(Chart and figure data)
○ ○ ○
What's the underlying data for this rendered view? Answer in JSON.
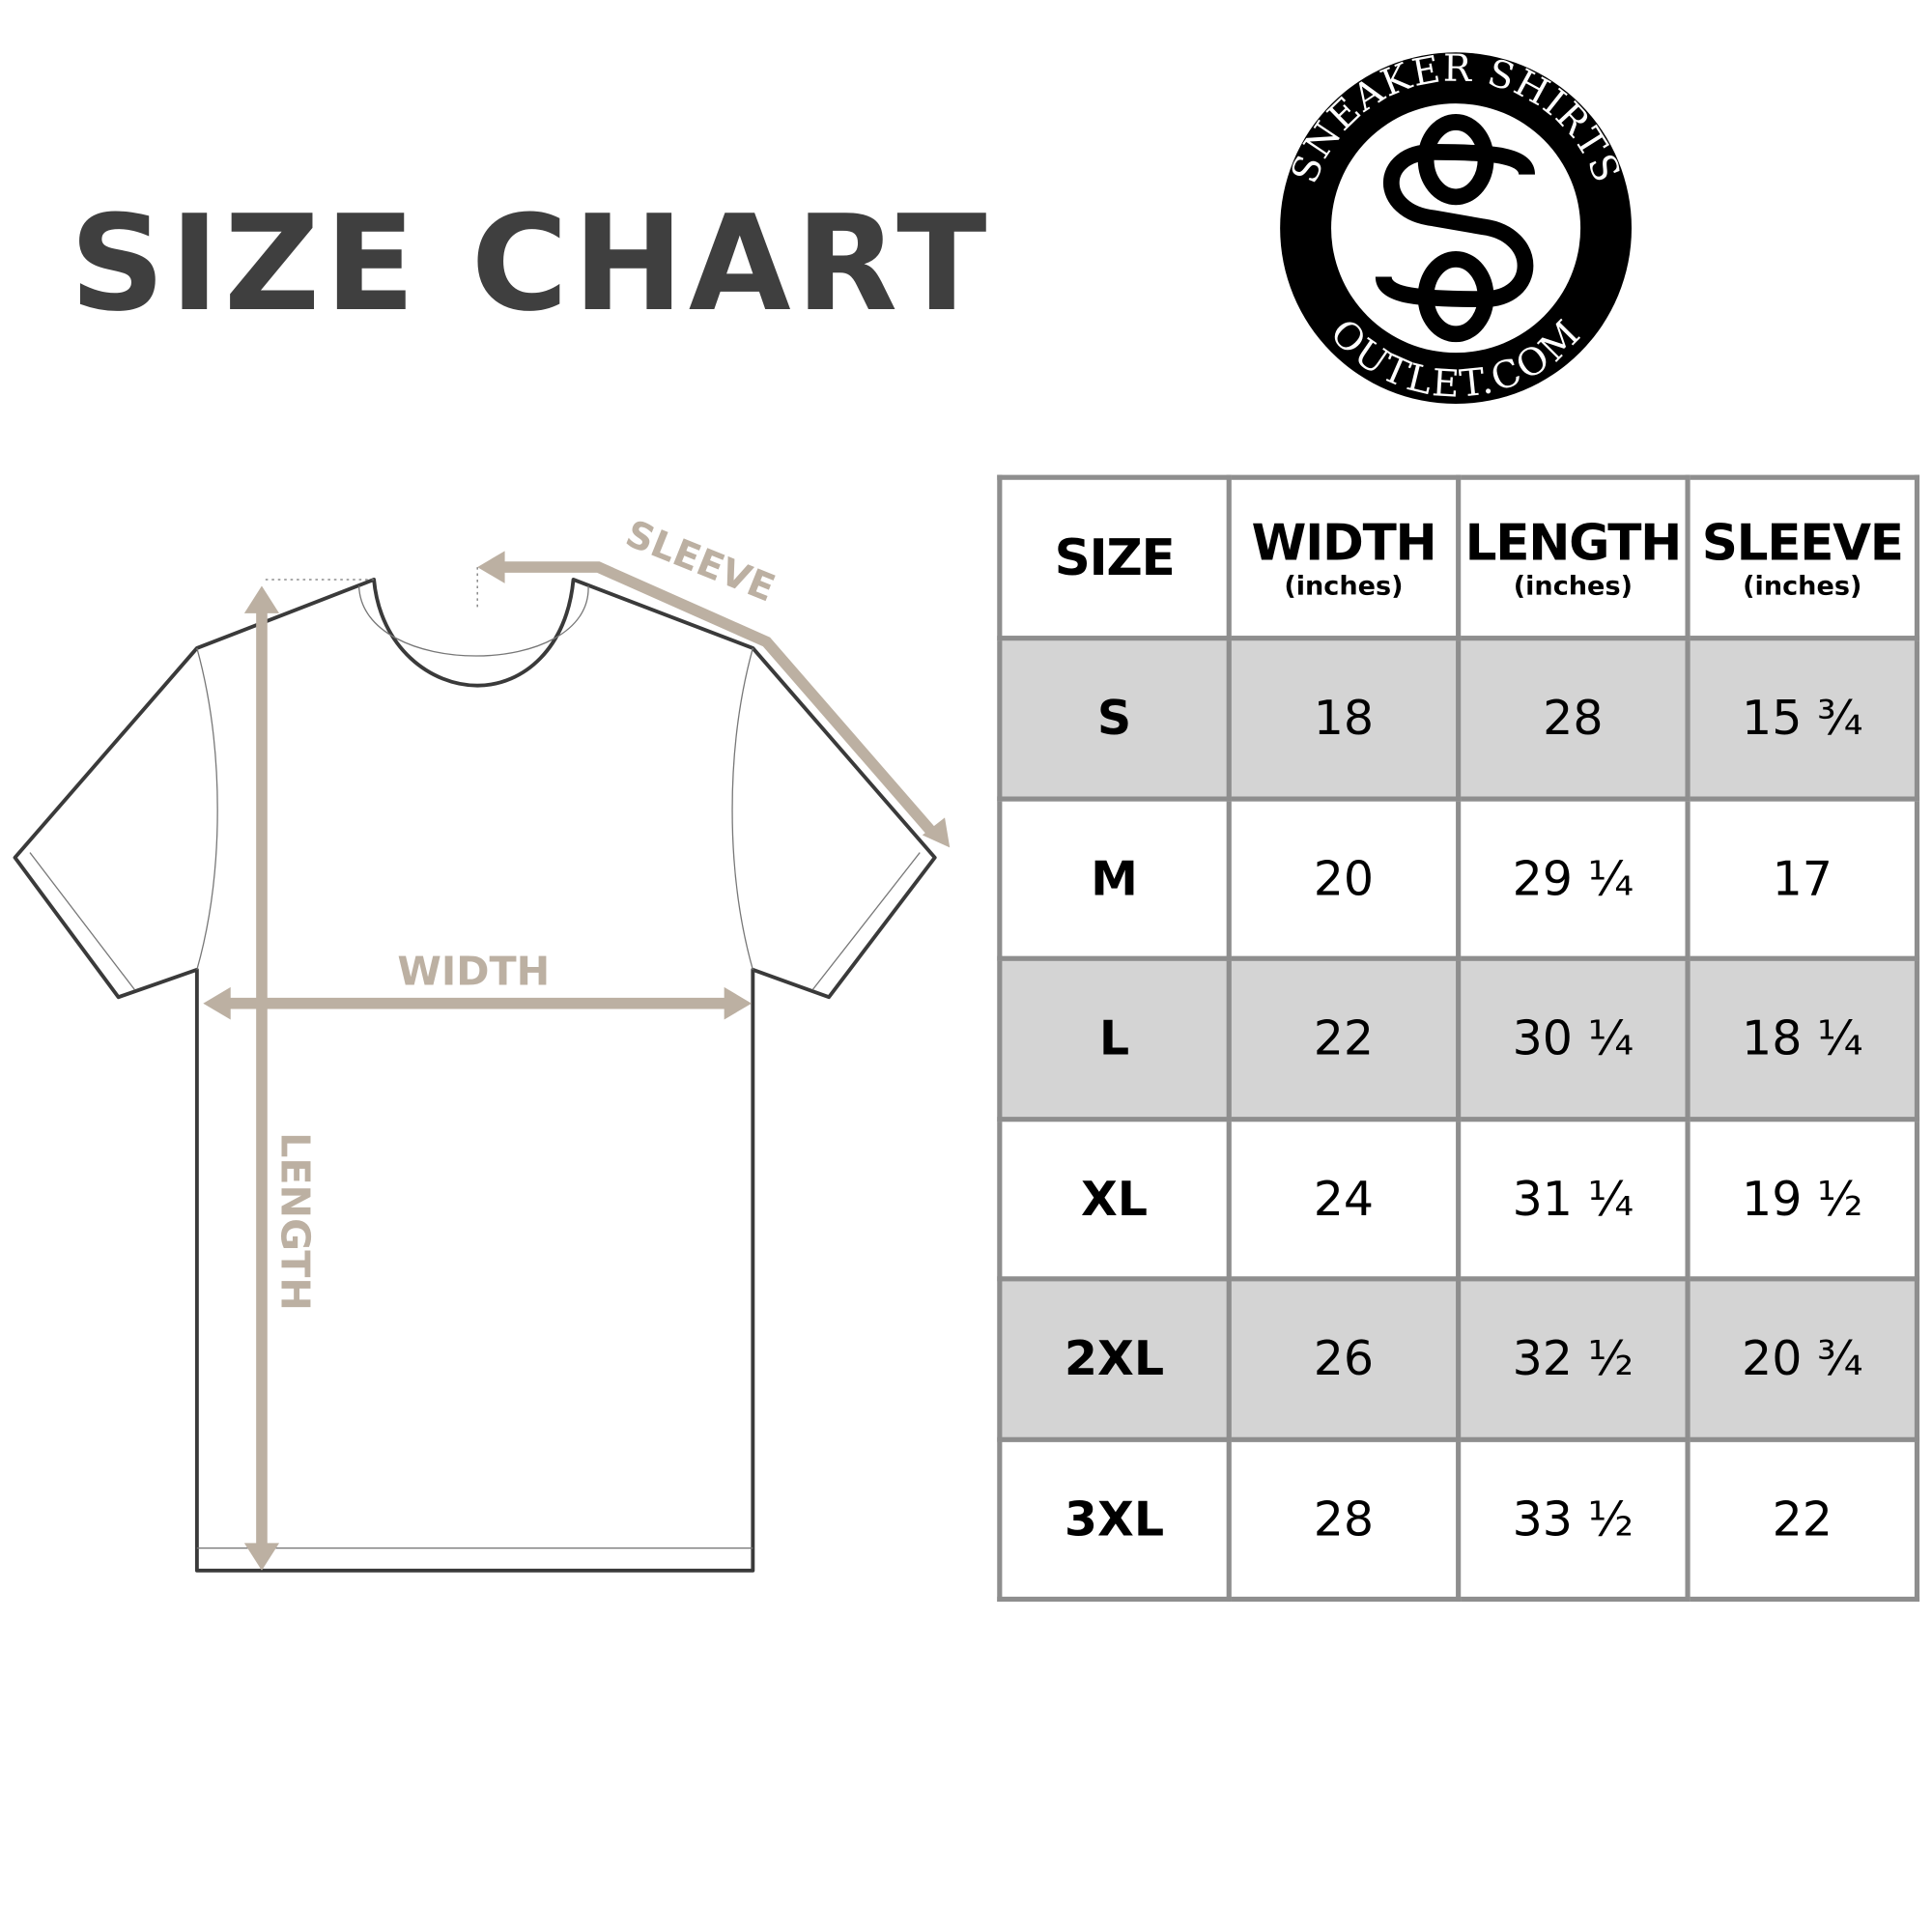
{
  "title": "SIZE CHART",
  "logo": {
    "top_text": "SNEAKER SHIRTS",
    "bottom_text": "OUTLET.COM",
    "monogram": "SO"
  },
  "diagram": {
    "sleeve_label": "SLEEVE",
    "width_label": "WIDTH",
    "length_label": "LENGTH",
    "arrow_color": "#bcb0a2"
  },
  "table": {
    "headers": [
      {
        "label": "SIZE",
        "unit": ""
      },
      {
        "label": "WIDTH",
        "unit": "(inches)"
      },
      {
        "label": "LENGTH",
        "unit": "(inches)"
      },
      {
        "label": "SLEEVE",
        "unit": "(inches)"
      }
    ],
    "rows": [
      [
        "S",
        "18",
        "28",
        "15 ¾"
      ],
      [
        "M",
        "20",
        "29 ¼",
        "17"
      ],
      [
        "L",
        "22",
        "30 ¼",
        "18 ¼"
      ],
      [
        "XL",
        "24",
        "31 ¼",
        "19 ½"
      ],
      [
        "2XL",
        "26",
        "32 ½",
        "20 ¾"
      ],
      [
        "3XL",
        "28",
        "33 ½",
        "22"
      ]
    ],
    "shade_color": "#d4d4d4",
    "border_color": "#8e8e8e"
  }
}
○ ○ ○
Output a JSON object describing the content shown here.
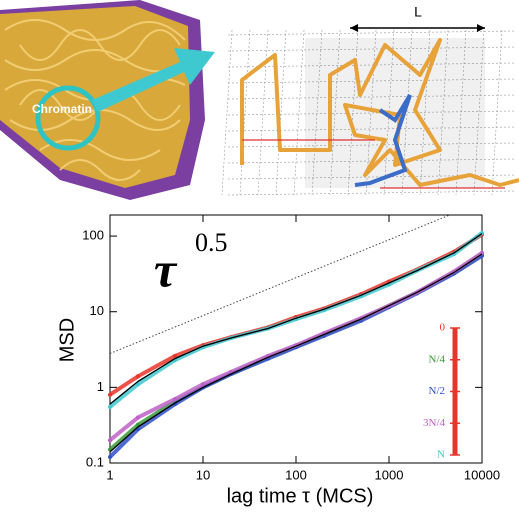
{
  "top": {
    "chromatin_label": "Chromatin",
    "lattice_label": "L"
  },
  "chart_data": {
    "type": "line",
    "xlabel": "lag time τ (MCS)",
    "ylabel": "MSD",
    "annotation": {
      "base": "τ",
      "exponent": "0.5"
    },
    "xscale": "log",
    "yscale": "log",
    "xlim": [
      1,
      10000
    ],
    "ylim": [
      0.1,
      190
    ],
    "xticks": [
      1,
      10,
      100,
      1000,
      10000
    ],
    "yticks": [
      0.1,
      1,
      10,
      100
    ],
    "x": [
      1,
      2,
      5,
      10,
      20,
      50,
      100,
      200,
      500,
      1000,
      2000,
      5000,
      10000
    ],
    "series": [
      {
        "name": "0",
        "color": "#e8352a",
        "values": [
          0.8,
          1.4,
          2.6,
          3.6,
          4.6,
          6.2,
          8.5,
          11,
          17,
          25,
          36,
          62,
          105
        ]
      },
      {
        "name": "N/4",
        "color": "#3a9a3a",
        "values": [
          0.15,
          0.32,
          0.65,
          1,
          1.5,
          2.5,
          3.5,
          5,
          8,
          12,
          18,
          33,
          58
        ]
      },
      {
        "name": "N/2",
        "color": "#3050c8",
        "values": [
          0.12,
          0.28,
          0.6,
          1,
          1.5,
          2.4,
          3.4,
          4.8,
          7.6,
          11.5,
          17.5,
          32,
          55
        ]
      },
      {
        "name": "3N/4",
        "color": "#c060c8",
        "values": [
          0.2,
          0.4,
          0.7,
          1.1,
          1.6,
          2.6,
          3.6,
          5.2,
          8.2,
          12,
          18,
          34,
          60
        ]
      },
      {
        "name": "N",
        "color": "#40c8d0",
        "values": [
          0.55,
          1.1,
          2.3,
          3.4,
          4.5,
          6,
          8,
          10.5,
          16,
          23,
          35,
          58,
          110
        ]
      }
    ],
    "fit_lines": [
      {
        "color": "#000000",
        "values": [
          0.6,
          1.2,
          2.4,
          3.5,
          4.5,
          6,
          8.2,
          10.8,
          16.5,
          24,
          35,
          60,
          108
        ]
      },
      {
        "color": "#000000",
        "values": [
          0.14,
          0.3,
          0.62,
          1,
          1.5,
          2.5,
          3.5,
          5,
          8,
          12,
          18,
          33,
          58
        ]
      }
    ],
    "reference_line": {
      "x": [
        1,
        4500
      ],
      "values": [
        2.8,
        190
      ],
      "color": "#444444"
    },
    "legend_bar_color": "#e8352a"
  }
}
○ ○ ○
_Exercise prompt_: Scan the material above. Copy each line where "JSON" occurs.

_Completed exercise_:
What's the underlying data for this rendered view? Answer in JSON.
Output a JSON object describing the content shown here.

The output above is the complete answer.